# What to do
Pick out every line in the data below that holds "color".

# Excerpted records
^^^^
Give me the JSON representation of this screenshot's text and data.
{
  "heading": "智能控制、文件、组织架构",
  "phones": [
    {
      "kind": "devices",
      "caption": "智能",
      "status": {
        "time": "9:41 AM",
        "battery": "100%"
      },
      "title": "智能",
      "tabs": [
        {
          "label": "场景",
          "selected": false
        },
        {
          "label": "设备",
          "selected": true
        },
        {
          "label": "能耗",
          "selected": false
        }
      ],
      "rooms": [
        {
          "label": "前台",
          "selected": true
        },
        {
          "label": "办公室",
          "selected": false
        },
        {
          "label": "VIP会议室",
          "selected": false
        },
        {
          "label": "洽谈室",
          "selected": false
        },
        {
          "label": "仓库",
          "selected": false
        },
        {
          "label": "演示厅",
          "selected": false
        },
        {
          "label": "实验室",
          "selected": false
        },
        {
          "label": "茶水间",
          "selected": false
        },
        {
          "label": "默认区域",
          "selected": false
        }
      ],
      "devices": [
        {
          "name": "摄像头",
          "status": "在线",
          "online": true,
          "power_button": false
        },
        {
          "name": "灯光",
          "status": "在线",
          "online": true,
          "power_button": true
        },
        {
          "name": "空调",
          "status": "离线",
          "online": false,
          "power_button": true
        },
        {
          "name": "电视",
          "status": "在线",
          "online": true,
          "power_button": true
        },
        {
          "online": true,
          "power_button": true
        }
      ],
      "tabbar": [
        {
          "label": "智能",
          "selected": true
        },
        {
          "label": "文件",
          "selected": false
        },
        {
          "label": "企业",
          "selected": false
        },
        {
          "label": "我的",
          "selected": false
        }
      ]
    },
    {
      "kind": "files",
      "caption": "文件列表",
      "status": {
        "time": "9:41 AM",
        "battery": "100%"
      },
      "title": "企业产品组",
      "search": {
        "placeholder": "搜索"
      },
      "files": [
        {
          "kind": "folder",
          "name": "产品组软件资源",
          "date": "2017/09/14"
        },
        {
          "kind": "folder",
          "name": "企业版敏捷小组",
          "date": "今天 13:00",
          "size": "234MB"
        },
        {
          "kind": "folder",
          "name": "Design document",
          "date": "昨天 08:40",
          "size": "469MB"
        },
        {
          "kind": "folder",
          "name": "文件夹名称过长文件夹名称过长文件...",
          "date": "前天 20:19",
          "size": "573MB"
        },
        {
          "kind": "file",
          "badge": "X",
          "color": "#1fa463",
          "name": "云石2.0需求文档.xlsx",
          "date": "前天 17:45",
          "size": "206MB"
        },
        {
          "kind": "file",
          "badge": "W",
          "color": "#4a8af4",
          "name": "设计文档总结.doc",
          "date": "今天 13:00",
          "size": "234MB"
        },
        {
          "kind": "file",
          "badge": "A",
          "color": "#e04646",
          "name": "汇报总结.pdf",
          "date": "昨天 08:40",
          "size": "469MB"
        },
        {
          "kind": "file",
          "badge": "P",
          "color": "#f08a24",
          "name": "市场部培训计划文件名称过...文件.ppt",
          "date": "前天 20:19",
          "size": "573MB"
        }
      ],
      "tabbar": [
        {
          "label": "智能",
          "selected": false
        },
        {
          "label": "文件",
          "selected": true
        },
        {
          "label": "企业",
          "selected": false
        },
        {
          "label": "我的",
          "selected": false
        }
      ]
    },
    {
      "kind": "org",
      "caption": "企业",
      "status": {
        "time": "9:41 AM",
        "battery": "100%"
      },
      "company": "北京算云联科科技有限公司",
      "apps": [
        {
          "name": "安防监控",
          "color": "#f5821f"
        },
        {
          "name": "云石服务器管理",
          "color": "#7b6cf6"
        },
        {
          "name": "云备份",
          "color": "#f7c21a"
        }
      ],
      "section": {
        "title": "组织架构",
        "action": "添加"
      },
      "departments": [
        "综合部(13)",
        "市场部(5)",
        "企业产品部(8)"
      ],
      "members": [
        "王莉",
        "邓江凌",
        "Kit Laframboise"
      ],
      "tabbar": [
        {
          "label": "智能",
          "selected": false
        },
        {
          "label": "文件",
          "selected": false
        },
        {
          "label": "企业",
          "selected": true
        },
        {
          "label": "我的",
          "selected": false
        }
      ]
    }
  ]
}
^^^^
# Problem solution
          "color": "#1fa463",
          "color": "#4a8af4",
          "color": "#e04646",
          "color": "#f08a24",
          "color": "#f5821f"
          "color": "#7b6cf6"
          "color": "#f7c21a"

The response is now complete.